PROBLEM: How many lines in this data contain the string "consectetuer"? Reply with the number only.

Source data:
BEGIN
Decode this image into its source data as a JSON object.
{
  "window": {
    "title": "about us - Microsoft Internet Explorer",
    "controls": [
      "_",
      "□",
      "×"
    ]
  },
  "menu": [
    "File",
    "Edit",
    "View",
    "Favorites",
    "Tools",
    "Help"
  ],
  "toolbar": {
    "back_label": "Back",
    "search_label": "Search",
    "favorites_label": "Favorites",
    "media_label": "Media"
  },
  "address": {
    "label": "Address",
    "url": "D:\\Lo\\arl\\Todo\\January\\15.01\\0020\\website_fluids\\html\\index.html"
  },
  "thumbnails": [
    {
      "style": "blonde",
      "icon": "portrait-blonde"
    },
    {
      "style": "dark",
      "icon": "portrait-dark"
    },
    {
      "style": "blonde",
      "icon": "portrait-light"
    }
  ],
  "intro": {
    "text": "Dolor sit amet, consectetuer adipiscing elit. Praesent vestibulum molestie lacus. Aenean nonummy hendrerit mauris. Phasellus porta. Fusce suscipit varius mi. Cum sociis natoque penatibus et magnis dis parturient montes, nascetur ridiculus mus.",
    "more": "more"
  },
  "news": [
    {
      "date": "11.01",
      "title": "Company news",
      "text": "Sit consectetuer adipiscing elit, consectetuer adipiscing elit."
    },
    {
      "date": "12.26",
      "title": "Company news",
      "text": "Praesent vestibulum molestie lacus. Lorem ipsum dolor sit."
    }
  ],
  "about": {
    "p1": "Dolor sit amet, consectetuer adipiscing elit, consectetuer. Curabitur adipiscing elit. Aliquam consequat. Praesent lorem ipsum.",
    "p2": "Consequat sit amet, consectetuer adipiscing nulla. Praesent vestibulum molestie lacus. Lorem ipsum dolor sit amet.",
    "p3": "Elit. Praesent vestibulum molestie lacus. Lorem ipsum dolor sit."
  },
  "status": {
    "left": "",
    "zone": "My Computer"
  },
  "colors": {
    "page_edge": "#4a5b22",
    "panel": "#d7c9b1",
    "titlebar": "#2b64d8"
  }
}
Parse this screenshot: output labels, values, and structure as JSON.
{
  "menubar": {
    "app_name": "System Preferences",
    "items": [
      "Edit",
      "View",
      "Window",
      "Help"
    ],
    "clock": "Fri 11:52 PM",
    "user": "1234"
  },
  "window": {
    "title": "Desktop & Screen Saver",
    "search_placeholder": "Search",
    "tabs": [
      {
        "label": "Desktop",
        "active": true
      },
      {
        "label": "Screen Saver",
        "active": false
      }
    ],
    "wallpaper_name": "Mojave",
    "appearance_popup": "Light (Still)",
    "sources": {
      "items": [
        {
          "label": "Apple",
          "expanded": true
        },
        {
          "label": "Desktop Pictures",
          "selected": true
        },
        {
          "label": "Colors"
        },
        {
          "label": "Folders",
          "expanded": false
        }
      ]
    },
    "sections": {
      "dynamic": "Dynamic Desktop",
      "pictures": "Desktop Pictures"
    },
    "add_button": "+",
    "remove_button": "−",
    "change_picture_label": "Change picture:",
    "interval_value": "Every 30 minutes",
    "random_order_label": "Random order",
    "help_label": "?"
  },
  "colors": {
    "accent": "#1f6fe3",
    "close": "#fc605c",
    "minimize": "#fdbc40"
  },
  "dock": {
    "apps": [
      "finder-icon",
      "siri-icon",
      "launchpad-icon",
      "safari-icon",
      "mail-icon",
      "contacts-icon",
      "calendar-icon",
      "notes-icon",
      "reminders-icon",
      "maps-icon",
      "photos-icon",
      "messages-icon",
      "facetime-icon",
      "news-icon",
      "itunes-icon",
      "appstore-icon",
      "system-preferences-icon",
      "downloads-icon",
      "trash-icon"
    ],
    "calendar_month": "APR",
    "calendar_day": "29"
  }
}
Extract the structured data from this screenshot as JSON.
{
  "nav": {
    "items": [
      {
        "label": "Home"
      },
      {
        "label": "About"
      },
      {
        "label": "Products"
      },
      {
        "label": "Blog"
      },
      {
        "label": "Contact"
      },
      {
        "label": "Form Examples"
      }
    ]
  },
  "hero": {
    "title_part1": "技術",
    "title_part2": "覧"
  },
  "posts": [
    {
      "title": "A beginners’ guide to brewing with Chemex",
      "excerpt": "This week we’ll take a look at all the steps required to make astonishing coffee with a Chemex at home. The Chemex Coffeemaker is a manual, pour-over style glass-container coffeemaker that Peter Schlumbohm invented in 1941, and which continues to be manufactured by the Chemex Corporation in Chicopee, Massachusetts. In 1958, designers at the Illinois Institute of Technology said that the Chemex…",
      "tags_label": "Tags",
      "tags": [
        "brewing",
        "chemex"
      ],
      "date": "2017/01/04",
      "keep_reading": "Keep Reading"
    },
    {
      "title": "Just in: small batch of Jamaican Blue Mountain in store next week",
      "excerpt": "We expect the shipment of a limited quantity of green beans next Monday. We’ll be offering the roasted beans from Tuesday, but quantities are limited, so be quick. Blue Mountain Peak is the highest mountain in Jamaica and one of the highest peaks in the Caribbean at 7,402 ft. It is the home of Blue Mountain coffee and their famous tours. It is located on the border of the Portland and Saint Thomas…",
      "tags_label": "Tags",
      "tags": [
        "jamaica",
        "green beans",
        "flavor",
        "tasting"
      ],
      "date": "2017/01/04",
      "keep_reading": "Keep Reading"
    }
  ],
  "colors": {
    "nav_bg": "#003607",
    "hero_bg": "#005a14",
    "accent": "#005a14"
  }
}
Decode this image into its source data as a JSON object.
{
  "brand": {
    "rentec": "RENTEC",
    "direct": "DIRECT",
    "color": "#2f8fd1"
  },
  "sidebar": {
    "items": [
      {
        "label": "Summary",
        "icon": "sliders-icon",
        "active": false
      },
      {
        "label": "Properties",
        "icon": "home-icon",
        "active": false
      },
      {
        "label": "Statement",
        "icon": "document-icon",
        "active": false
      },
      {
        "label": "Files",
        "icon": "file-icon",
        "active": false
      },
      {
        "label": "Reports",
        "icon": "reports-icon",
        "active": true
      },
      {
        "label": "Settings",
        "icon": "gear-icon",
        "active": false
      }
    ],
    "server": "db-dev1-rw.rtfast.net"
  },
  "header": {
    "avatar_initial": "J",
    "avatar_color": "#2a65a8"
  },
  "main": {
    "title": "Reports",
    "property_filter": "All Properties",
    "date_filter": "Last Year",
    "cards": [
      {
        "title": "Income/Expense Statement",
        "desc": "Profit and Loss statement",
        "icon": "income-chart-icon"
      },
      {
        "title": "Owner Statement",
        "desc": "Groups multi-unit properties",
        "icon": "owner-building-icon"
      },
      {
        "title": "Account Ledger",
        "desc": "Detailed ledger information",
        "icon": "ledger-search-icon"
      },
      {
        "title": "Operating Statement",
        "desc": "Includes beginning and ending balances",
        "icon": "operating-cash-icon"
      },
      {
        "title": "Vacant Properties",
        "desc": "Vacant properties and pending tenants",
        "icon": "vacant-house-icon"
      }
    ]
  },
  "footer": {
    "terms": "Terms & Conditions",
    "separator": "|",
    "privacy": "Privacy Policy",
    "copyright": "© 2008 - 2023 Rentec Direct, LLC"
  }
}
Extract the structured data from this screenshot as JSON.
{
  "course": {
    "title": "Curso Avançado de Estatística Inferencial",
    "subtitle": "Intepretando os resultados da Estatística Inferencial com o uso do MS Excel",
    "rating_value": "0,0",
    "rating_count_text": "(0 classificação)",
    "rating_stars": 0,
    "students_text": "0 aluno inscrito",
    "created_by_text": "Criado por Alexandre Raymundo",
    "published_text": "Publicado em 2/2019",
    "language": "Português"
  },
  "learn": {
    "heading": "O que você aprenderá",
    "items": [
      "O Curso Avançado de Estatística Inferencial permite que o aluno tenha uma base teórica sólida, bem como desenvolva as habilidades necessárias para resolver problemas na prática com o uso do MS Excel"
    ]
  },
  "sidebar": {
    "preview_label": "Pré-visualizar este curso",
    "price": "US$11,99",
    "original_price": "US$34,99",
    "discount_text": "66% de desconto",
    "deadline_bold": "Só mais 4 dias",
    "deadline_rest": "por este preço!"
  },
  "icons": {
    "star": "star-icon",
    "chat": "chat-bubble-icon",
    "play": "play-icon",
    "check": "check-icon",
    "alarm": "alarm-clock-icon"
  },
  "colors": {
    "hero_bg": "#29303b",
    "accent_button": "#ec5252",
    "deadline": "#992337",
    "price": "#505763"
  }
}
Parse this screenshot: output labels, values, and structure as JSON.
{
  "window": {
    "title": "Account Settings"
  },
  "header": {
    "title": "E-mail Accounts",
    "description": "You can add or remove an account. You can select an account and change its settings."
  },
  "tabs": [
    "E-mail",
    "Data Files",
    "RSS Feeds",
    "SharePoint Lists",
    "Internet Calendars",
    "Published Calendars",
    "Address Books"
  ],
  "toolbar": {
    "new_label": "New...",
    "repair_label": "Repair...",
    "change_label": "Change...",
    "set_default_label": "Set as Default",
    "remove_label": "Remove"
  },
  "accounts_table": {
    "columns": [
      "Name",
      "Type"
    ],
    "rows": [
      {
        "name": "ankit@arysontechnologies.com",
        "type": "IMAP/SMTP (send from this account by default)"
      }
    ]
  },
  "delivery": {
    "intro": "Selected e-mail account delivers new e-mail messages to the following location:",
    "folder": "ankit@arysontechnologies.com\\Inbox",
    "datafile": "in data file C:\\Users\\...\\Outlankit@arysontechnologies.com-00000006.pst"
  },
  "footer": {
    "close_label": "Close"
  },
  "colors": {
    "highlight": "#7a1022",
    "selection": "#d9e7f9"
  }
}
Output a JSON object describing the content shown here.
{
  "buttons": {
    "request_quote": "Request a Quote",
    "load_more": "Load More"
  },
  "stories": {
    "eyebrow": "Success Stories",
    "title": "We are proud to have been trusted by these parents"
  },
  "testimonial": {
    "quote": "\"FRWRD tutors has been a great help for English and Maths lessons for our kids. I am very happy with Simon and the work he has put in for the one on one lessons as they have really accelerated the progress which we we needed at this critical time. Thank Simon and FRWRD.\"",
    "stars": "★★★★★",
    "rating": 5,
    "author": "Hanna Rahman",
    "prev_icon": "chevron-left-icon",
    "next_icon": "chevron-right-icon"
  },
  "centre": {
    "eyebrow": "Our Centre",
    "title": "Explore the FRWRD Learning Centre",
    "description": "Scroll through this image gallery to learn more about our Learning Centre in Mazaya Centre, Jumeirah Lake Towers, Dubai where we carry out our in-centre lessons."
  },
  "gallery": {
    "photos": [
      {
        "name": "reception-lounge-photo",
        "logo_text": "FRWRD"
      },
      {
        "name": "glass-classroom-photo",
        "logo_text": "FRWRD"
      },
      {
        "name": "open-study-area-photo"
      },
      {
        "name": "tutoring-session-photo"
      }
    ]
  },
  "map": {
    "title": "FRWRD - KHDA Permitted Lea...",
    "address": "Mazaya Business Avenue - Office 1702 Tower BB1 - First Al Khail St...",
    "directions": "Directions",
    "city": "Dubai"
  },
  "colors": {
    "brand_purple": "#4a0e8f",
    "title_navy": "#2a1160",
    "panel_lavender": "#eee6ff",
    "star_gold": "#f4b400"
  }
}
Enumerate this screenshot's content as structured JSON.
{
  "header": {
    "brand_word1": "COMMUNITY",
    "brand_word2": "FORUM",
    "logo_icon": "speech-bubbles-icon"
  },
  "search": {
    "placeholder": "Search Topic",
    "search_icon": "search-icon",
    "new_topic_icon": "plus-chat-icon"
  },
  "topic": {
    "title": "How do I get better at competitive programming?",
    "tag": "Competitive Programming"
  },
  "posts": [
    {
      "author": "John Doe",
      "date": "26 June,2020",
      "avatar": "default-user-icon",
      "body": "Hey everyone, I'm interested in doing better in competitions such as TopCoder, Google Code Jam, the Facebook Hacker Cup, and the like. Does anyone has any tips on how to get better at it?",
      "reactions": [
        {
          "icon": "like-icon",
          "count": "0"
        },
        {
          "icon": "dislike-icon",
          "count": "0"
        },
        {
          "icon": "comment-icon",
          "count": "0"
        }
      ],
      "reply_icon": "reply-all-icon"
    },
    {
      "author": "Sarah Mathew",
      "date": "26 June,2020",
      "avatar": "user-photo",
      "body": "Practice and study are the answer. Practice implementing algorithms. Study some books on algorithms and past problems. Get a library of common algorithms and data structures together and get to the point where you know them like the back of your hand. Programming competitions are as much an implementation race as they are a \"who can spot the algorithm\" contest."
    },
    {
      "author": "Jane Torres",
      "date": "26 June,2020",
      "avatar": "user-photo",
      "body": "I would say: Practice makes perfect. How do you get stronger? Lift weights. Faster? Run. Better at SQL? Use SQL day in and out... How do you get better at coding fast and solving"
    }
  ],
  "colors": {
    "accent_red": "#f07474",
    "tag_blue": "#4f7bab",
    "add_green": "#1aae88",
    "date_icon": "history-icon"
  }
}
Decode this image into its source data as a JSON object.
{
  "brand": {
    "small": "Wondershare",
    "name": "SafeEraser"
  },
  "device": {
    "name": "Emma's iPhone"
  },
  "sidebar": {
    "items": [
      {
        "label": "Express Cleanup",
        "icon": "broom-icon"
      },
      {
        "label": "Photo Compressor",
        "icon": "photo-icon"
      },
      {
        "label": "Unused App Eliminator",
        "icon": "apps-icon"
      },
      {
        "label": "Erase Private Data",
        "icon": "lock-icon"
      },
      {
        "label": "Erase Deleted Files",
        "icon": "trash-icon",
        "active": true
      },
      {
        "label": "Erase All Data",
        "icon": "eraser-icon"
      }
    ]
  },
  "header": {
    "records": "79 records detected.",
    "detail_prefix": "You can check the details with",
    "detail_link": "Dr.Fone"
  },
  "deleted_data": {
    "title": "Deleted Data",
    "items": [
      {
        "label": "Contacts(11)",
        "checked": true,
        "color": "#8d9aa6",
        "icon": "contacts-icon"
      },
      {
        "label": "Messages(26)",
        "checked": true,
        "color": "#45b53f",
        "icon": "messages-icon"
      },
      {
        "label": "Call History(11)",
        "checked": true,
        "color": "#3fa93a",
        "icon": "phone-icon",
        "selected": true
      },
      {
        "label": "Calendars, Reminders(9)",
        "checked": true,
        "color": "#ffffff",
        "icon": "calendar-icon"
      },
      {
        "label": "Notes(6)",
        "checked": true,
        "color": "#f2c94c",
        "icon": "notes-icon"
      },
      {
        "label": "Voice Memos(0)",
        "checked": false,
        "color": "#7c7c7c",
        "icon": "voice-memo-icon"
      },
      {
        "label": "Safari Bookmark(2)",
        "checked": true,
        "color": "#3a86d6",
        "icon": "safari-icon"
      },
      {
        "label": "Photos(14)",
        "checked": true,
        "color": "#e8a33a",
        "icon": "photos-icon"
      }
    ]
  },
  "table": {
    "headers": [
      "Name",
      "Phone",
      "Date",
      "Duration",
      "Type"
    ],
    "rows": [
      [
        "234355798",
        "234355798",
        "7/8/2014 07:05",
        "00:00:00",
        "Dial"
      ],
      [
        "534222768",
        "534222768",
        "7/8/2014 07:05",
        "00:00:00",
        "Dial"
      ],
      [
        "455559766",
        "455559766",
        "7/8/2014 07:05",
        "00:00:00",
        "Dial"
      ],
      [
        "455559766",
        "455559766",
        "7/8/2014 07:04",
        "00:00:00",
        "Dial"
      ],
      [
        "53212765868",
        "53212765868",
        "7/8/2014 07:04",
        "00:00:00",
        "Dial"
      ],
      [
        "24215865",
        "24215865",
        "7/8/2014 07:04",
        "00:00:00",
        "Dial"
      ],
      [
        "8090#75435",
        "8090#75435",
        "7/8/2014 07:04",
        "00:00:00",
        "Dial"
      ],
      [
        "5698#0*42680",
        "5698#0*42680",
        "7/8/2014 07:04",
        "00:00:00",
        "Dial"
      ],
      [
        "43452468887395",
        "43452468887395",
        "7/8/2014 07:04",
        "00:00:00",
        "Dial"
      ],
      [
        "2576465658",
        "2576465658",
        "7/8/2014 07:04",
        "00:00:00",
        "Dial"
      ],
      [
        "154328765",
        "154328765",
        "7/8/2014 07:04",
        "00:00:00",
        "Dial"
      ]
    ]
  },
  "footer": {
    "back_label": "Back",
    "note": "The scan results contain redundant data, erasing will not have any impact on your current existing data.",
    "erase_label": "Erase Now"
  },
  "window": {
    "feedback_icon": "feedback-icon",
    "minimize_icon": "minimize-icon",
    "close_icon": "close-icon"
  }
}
END
RESPONSE TO THE TASK: 4